DIRECTIONS FOR THIS TASK
Write out the whole listing again, exactly.

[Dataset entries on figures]
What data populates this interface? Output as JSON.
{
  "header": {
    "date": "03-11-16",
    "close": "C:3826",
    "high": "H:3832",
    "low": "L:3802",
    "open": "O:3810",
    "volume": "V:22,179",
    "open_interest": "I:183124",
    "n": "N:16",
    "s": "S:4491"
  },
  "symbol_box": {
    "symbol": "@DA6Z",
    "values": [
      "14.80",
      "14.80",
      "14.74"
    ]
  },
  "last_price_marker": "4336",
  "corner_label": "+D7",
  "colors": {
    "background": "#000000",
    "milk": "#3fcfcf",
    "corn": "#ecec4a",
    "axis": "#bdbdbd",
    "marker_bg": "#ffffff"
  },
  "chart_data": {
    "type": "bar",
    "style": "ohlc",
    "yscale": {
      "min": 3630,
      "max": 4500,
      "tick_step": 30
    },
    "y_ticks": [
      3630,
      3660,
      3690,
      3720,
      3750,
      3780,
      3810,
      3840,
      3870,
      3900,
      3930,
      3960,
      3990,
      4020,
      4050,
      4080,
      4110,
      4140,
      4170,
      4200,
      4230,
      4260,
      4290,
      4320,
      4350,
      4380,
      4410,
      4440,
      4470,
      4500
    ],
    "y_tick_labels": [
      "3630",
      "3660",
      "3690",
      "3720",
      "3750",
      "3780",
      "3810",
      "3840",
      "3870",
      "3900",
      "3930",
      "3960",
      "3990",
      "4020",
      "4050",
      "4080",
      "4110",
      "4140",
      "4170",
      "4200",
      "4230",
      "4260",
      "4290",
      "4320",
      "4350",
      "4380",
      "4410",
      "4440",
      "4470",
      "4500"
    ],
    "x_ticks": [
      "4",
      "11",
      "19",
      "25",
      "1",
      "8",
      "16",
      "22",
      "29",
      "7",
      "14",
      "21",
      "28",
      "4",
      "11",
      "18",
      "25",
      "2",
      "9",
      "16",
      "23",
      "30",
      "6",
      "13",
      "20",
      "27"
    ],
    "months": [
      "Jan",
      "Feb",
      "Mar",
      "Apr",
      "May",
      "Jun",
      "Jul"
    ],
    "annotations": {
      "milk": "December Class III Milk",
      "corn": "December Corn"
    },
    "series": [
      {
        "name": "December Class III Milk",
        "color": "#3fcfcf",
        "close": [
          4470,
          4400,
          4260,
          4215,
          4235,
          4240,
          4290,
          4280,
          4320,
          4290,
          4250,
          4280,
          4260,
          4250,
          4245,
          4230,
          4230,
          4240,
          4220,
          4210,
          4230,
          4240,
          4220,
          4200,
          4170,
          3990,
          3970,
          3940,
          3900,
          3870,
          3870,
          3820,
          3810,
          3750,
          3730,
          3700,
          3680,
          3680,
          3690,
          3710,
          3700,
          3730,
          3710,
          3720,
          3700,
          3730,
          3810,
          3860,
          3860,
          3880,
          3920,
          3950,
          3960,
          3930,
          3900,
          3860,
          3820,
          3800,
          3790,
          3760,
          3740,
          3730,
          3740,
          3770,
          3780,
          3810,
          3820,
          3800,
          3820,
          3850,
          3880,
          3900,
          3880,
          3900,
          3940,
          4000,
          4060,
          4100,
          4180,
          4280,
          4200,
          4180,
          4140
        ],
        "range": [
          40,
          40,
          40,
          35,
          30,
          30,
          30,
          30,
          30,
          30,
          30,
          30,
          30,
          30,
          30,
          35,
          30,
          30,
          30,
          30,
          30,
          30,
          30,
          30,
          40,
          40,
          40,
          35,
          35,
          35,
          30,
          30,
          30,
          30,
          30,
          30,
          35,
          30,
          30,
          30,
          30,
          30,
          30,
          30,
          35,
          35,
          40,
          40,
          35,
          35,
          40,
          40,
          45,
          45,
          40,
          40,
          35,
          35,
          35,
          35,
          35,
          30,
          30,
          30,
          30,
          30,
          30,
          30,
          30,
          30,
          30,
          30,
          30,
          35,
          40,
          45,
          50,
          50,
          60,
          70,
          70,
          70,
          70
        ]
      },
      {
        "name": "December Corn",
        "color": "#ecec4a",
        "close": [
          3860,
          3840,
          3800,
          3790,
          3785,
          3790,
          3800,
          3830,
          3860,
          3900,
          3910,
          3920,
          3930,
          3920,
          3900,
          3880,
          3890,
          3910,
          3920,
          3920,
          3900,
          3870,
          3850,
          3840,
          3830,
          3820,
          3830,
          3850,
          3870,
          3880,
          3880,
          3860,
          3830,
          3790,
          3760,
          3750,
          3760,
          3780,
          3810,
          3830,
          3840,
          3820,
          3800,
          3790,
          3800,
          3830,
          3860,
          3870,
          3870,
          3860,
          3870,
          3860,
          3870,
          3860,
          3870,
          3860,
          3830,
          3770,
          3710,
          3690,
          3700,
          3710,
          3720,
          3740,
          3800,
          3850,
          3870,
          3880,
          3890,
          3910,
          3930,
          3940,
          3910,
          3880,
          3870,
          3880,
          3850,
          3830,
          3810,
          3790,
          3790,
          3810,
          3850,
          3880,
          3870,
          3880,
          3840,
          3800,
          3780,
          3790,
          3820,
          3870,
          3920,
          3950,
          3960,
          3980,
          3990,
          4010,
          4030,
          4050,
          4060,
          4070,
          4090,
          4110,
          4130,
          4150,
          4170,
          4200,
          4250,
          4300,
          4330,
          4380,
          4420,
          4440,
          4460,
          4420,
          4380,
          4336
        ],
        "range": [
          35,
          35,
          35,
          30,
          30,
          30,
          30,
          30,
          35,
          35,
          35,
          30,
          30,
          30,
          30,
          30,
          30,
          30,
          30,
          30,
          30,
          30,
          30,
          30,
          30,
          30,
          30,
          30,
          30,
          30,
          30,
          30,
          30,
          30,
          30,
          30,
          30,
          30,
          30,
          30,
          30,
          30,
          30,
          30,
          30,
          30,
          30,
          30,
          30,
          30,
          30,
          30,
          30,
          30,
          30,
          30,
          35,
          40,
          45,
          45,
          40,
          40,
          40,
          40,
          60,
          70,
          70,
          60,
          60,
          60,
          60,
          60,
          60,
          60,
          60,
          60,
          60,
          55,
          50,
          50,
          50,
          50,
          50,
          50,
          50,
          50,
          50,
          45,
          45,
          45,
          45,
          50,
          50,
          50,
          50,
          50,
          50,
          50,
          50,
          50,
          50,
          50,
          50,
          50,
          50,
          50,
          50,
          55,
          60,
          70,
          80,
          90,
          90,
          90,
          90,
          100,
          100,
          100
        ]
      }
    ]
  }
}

SOLUTION TO THIS PROBLEM
What data populates this interface? Output as JSON.
{
  "header": {
    "date": "03-11-16",
    "close": "C:3826",
    "high": "H:3832",
    "low": "L:3802",
    "open": "O:3810",
    "volume": "V:22,179",
    "open_interest": "I:183124",
    "n": "N:16",
    "s": "S:4491"
  },
  "symbol_box": {
    "symbol": "@DA6Z",
    "values": [
      "14.80",
      "14.80",
      "14.74"
    ]
  },
  "last_price_marker": "4336",
  "corner_label": "+D7",
  "colors": {
    "background": "#000000",
    "milk": "#3fcfcf",
    "corn": "#ecec4a",
    "axis": "#bdbdbd",
    "marker_bg": "#ffffff"
  },
  "chart_data": {
    "type": "bar",
    "style": "ohlc",
    "yscale": {
      "min": 3630,
      "max": 4500,
      "tick_step": 30
    },
    "y_ticks": [
      3630,
      3660,
      3690,
      3720,
      3750,
      3780,
      3810,
      3840,
      3870,
      3900,
      3930,
      3960,
      3990,
      4020,
      4050,
      4080,
      4110,
      4140,
      4170,
      4200,
      4230,
      4260,
      4290,
      4320,
      4350,
      4380,
      4410,
      4440,
      4470,
      4500
    ],
    "y_tick_labels": [
      "3630",
      "3660",
      "3690",
      "3720",
      "3750",
      "3780",
      "3810",
      "3840",
      "3870",
      "3900",
      "3930",
      "3960",
      "3990",
      "4020",
      "4050",
      "4080",
      "4110",
      "4140",
      "4170",
      "4200",
      "4230",
      "4260",
      "4290",
      "4320",
      "4350",
      "4380",
      "4410",
      "4440",
      "4470",
      "4500"
    ],
    "x_ticks": [
      "4",
      "11",
      "19",
      "25",
      "1",
      "8",
      "16",
      "22",
      "29",
      "7",
      "14",
      "21",
      "28",
      "4",
      "11",
      "18",
      "25",
      "2",
      "9",
      "16",
      "23",
      "30",
      "6",
      "13",
      "20",
      "27"
    ],
    "months": [
      "Jan",
      "Feb",
      "Mar",
      "Apr",
      "May",
      "Jun",
      "Jul"
    ],
    "annotations": {
      "milk": "December Class III Milk",
      "corn": "December Corn"
    },
    "series": [
      {
        "name": "December Class III Milk",
        "color": "#3fcfcf",
        "close": [
          4470,
          4400,
          4260,
          4215,
          4235,
          4240,
          4290,
          4280,
          4320,
          4290,
          4250,
          4280,
          4260,
          4250,
          4245,
          4230,
          4230,
          4240,
          4220,
          4210,
          4230,
          4240,
          4220,
          4200,
          4170,
          3990,
          3970,
          3940,
          3900,
          3870,
          3870,
          3820,
          3810,
          3750,
          3730,
          3700,
          3680,
          3680,
          3690,
          3710,
          3700,
          3730,
          3710,
          3720,
          3700,
          3730,
          3810,
          3860,
          3860,
          3880,
          3920,
          3950,
          3960,
          3930,
          3900,
          3860,
          3820,
          3800,
          3790,
          3760,
          3740,
          3730,
          3740,
          3770,
          3780,
          3810,
          3820,
          3800,
          3820,
          3850,
          3880,
          3900,
          3880,
          3900,
          3940,
          4000,
          4060,
          4100,
          4180,
          4280,
          4200,
          4180,
          4140
        ],
        "range": [
          40,
          40,
          40,
          35,
          30,
          30,
          30,
          30,
          30,
          30,
          30,
          30,
          30,
          30,
          30,
          35,
          30,
          30,
          30,
          30,
          30,
          30,
          30,
          30,
          40,
          40,
          40,
          35,
          35,
          35,
          30,
          30,
          30,
          30,
          30,
          30,
          35,
          30,
          30,
          30,
          30,
          30,
          30,
          30,
          35,
          35,
          40,
          40,
          35,
          35,
          40,
          40,
          45,
          45,
          40,
          40,
          35,
          35,
          35,
          35,
          35,
          30,
          30,
          30,
          30,
          30,
          30,
          30,
          30,
          30,
          30,
          30,
          30,
          35,
          40,
          45,
          50,
          50,
          60,
          70,
          70,
          70,
          70
        ]
      },
      {
        "name": "December Corn",
        "color": "#ecec4a",
        "close": [
          3860,
          3840,
          3800,
          3790,
          3785,
          3790,
          3800,
          3830,
          3860,
          3900,
          3910,
          3920,
          3930,
          3920,
          3900,
          3880,
          3890,
          3910,
          3920,
          3920,
          3900,
          3870,
          3850,
          3840,
          3830,
          3820,
          3830,
          3850,
          3870,
          3880,
          3880,
          3860,
          3830,
          3790,
          3760,
          3750,
          3760,
          3780,
          3810,
          3830,
          3840,
          3820,
          3800,
          3790,
          3800,
          3830,
          3860,
          3870,
          3870,
          3860,
          3870,
          3860,
          3870,
          3860,
          3870,
          3860,
          3830,
          3770,
          3710,
          3690,
          3700,
          3710,
          3720,
          3740,
          3800,
          3850,
          3870,
          3880,
          3890,
          3910,
          3930,
          3940,
          3910,
          3880,
          3870,
          3880,
          3850,
          3830,
          3810,
          3790,
          3790,
          3810,
          3850,
          3880,
          3870,
          3880,
          3840,
          3800,
          3780,
          3790,
          3820,
          3870,
          3920,
          3950,
          3960,
          3980,
          3990,
          4010,
          4030,
          4050,
          4060,
          4070,
          4090,
          4110,
          4130,
          4150,
          4170,
          4200,
          4250,
          4300,
          4330,
          4380,
          4420,
          4440,
          4460,
          4420,
          4380,
          4336
        ],
        "range": [
          35,
          35,
          35,
          30,
          30,
          30,
          30,
          30,
          35,
          35,
          35,
          30,
          30,
          30,
          30,
          30,
          30,
          30,
          30,
          30,
          30,
          30,
          30,
          30,
          30,
          30,
          30,
          30,
          30,
          30,
          30,
          30,
          30,
          30,
          30,
          30,
          30,
          30,
          30,
          30,
          30,
          30,
          30,
          30,
          30,
          30,
          30,
          30,
          30,
          30,
          30,
          30,
          30,
          30,
          30,
          30,
          35,
          40,
          45,
          45,
          40,
          40,
          40,
          40,
          60,
          70,
          70,
          60,
          60,
          60,
          60,
          60,
          60,
          60,
          60,
          60,
          60,
          55,
          50,
          50,
          50,
          50,
          50,
          50,
          50,
          50,
          50,
          45,
          45,
          45,
          45,
          50,
          50,
          50,
          50,
          50,
          50,
          50,
          50,
          50,
          50,
          50,
          50,
          50,
          50,
          50,
          50,
          55,
          60,
          70,
          80,
          90,
          90,
          90,
          90,
          100,
          100,
          100
        ]
      }
    ]
  }
}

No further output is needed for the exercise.